▸ What is needed:
Give every line back verbatim, dropping all images.

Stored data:
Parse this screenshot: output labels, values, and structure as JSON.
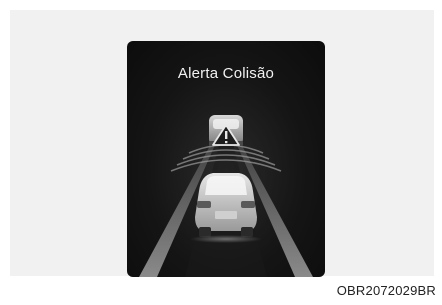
{
  "display": {
    "title": "Alerta Colisão"
  },
  "figure_code": "OBR2072029BR",
  "icons": {
    "lead_vehicle": "lead-vehicle-icon",
    "warning": "warning-triangle-icon",
    "own_vehicle": "own-vehicle-icon",
    "lanes": "lane-lines-icon"
  },
  "colors": {
    "screen_bg": "#111111",
    "panel_bg": "#f1f1f1",
    "text": "#f2f2f2"
  }
}
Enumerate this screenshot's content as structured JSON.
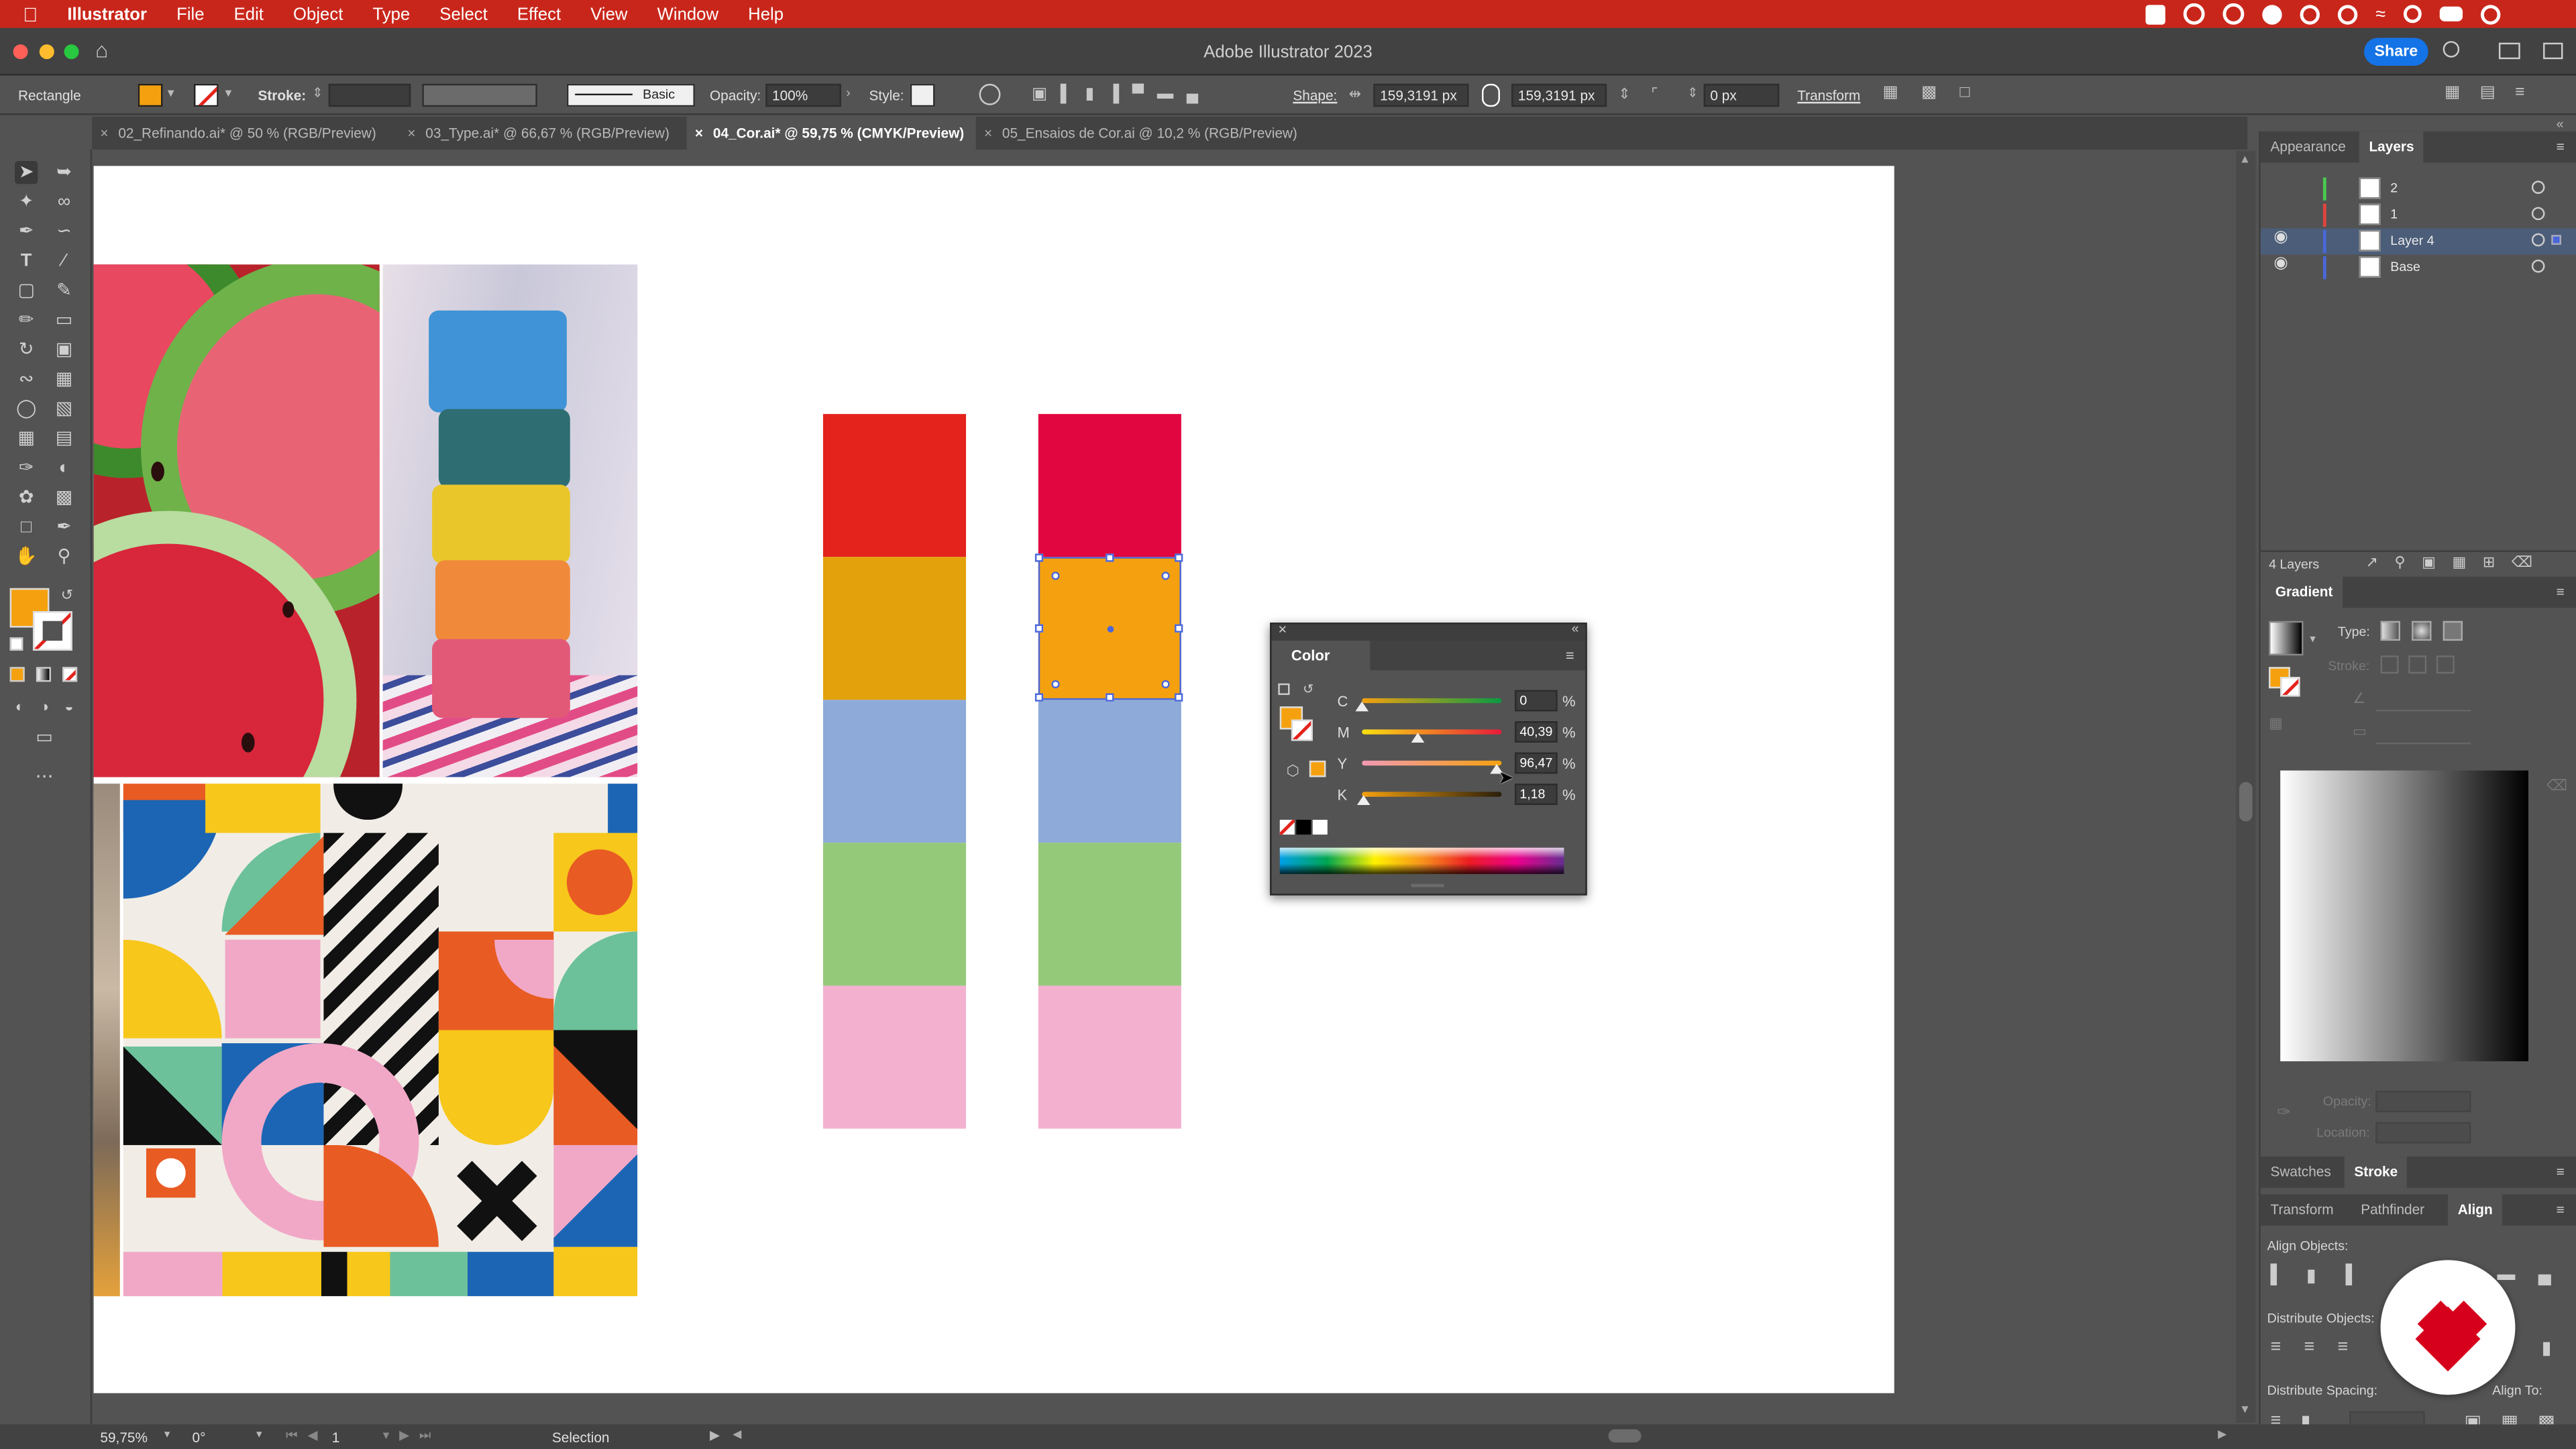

▸ Output of the task:
Parse this screenshot: output labels, values, and structure as JSON.
{
  "display": {
    "title": "Alerta Colisão"
  },
  "figure_code": "OBR2072029BR",
  "icons": {
    "lead_vehicle": "lead-vehicle-icon",
    "warning": "warning-triangle-icon",
    "own_vehicle": "own-vehicle-icon",
    "lanes": "lane-lines-icon"
  },
  "colors": {
    "screen_bg": "#111111",
    "panel_bg": "#f1f1f1",
    "text": "#f2f2f2"
  }
}
Enumerate this screenshot's content as structured JSON.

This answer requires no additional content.